> _What is being asked_:
Copy out the lines that include the word "sont".

> _Task input_:
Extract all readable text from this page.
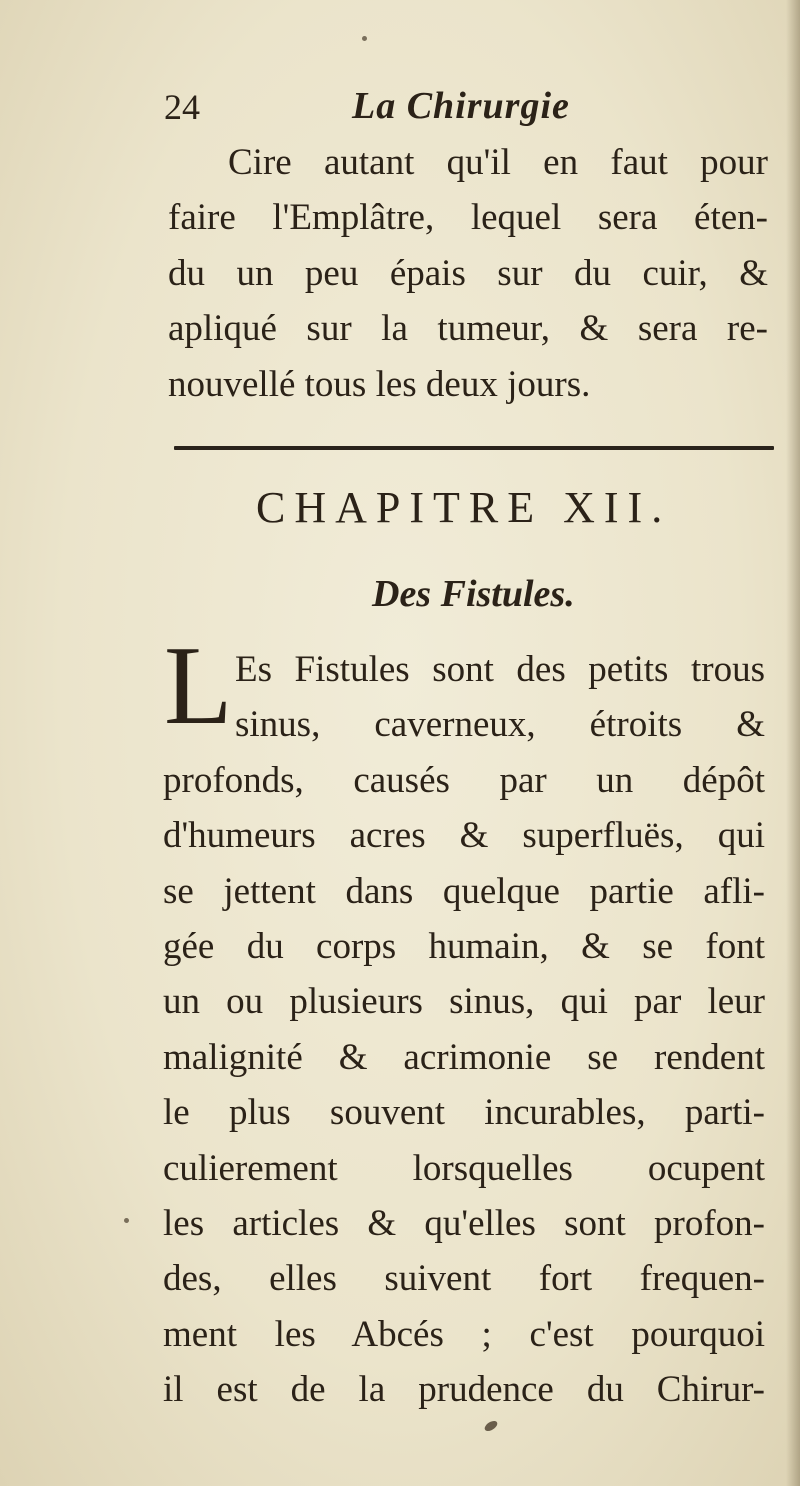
24	La Chirurgie
Cire autant qu'il en faut pour
faire l'Emplâtre, lequel sera éten-
du un peu épais sur du cuir, &
apliqué sur la tumeur, & sera re-
nouvellé tous les deux jours.
CHAPITRE XII.
Des Fistules.
L Es Fistules sont des petits trous
sinus, caverneux, étroits &
profonds, causés par un dépôt
d'humeurs acres & superfluës, qui
se jettent dans quelque partie afli-
gée du corps humain, & se font
un ou plusieurs sinus, qui par leur
malignité & acrimonie se rendent
le plus souvent incurables, parti-
culierement lorsquelles ocupent
les articles & qu'elles sont profon-
des, elles suivent fort frequen-
ment les Abcés ; c'est pourquoi
il est de la prudence du Chirur-
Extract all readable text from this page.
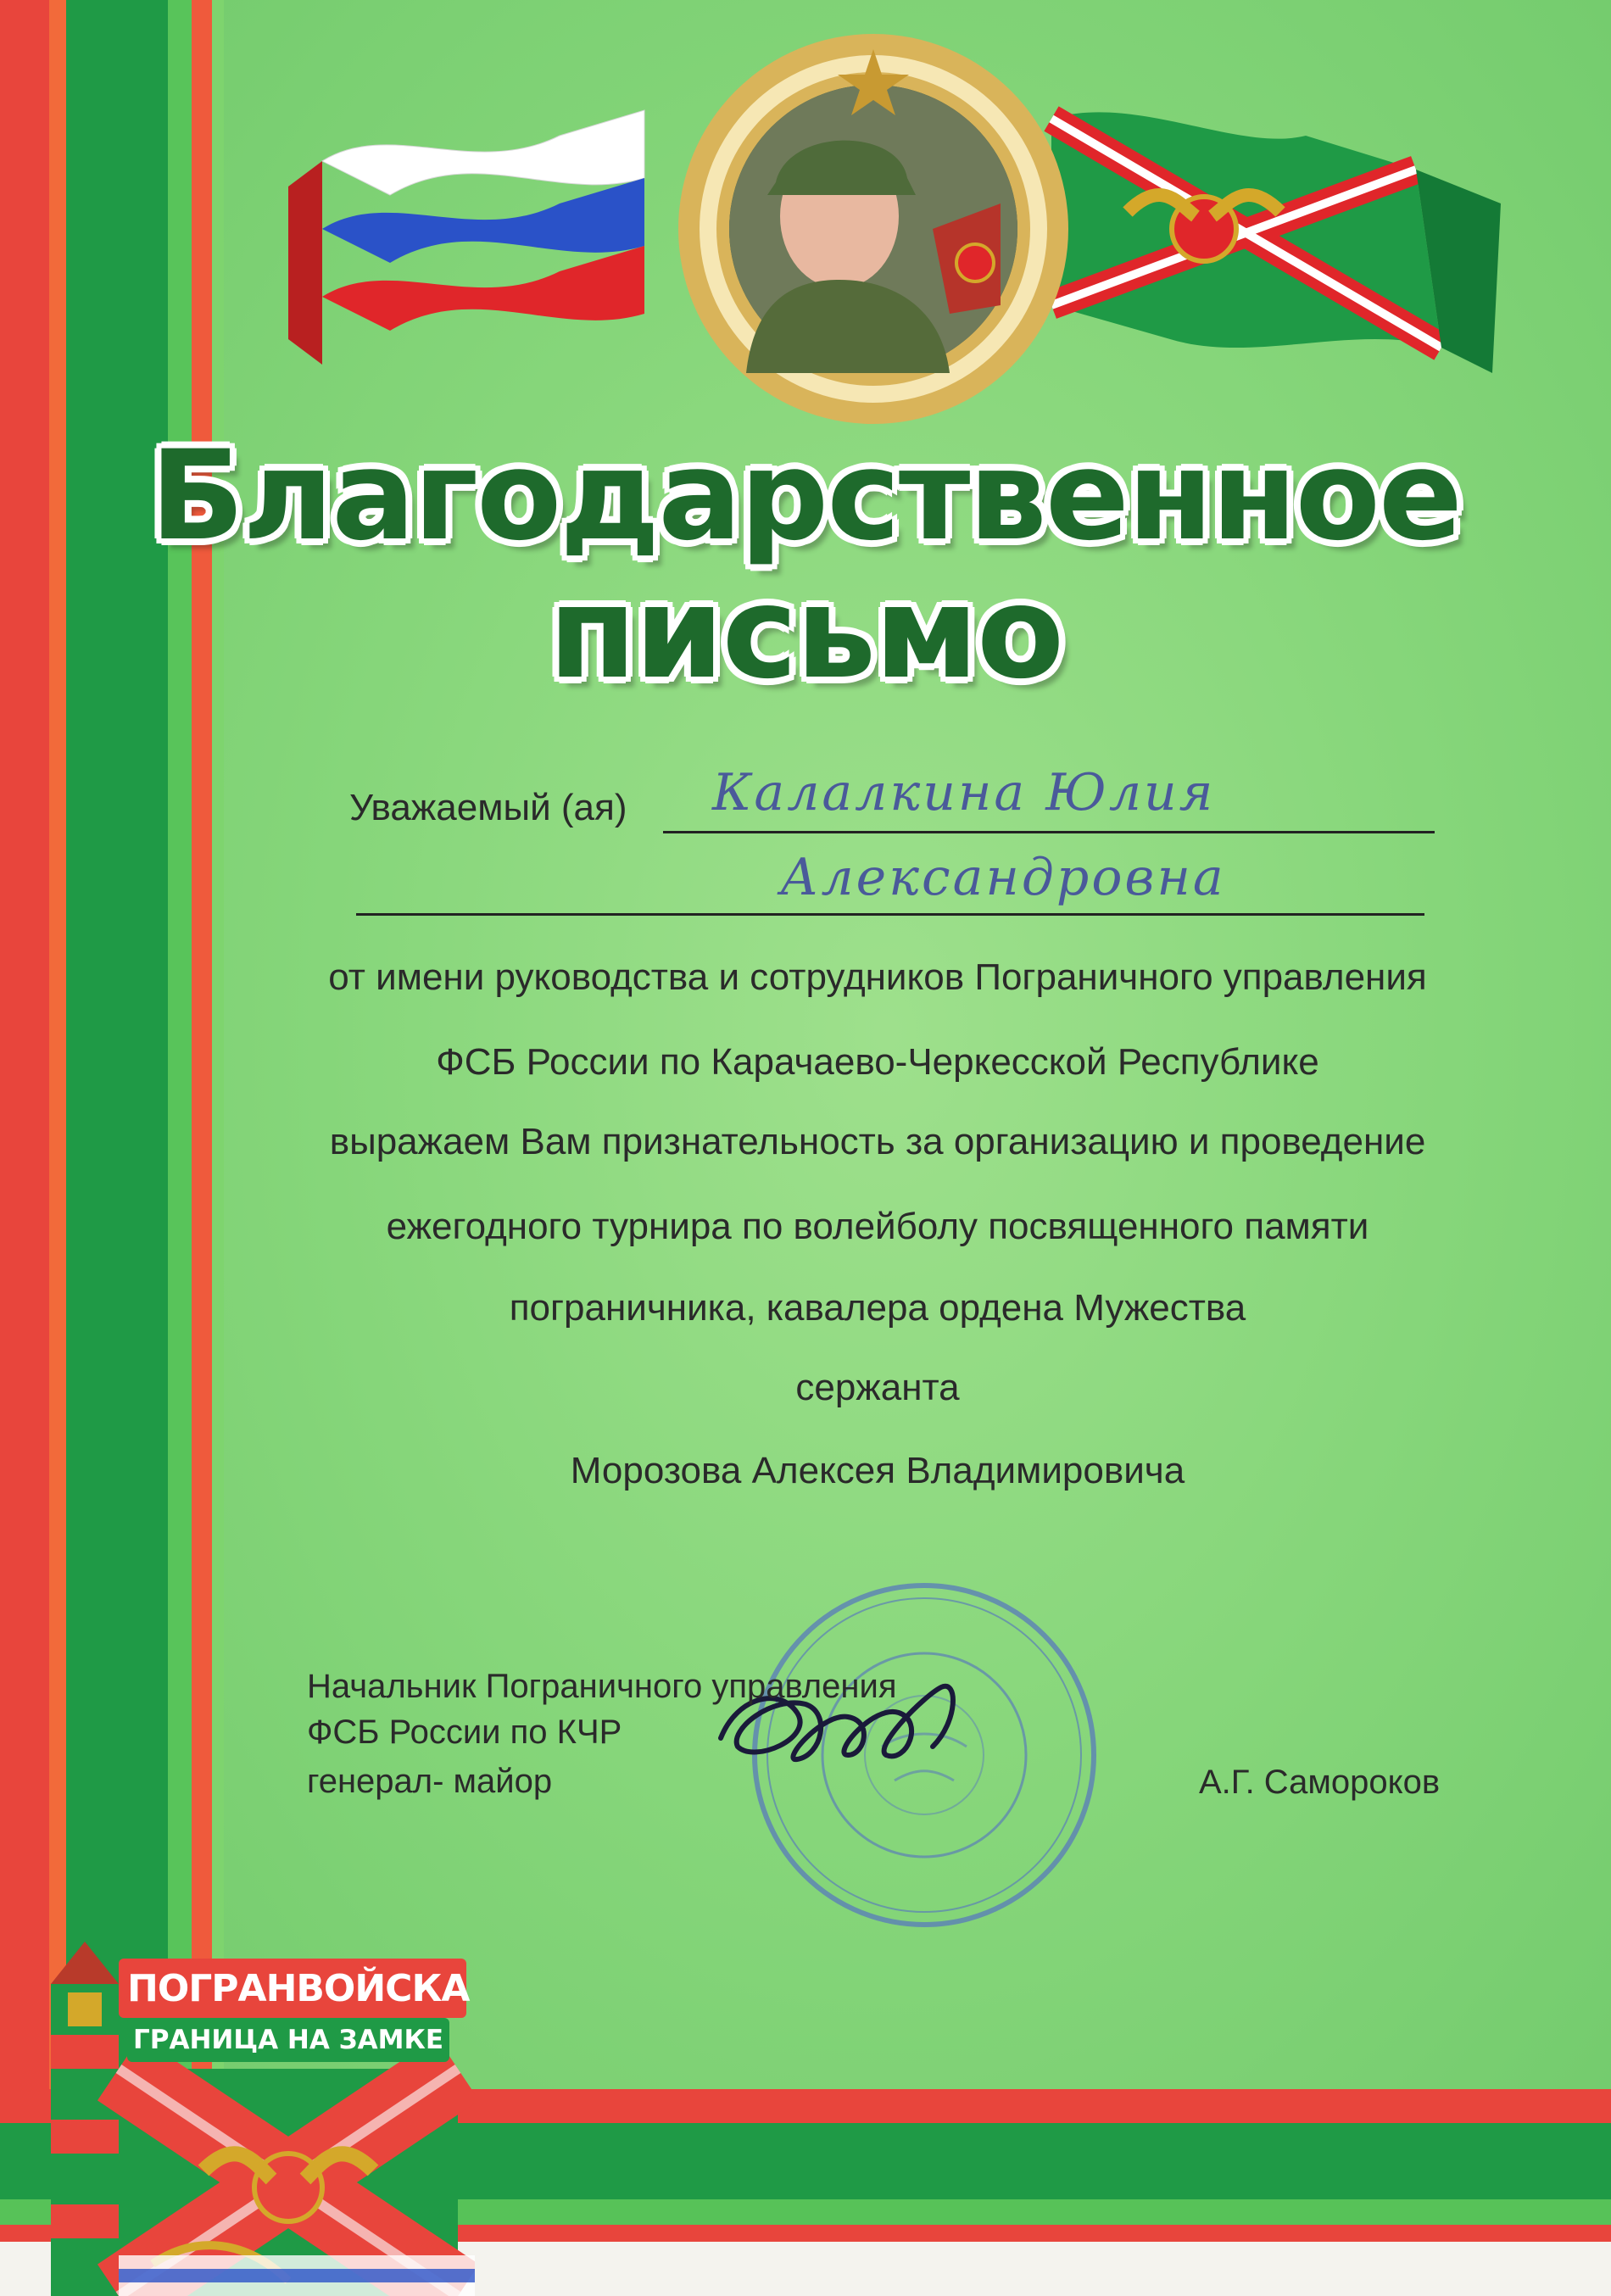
Благодарственное
письмо
Уважаемый (ая) Калалкина Юлия
Александровна
от имени руководства и сотрудников Пограничного управления
ФСБ России по Карачаево-Черкесской Республике
выражаем Вам признательность за организацию и проведение
ежегодного турнира по волейболу посвященного памяти
пограничника, кавалера ордена Мужества
сержанта
Морозова Алексея Владимировича
Начальник Пограничного управления
ФСБ России по КЧР
генерал- майор	А.Г. Самороков
ПОГРАНВОЙСКА
ГРАНИЦА НА ЗАМКЕ
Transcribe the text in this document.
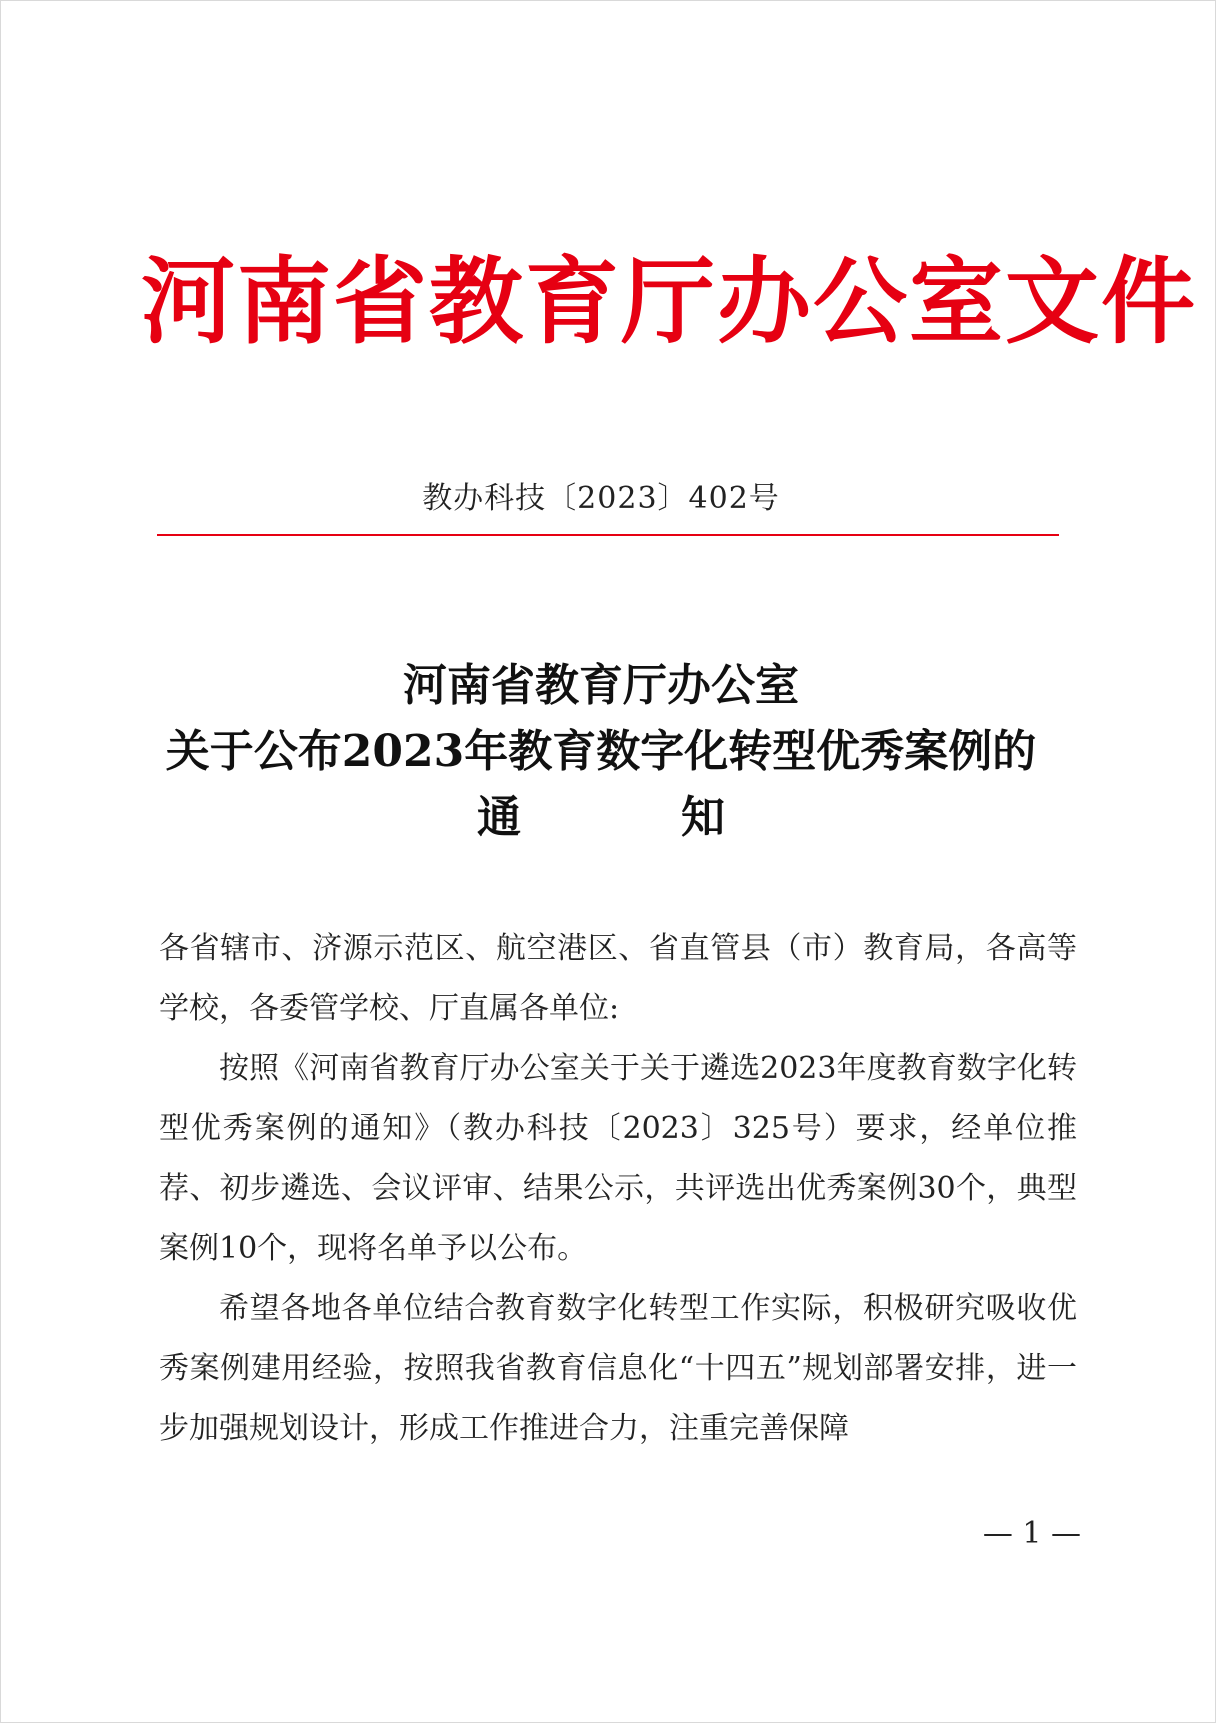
河南省教育厅办公室文件
教办科技〔2023〕402号
河南省教育厅办公室
关于公布2023年教育数字化转型优秀案例的
通	知

各省辖市、济源示范区、航空港区、省直管县（市）教育局，各高等学校，各委管学校、厅直属各单位:

按照《河南省教育厅办公室关于关于遴选2023年度教育数字化转型优秀案例的通知》（教办科技〔2023〕325号）要求，经单位推荐、初步遴选、会议评审、结果公示，共评选出优秀案例30个，典型案例10个，现将名单予以公布。

希望各地各单位结合教育数字化转型工作实际，积极研究吸收优秀案例建用经验，按照我省教育信息化“十四五”规划部署安排，进一步加强规划设计，形成工作推进合力，注重完善保障

— 1 —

> _Expected answer_:
L Es Fistules sont des petits trous
les articles & qu'elles sont profon-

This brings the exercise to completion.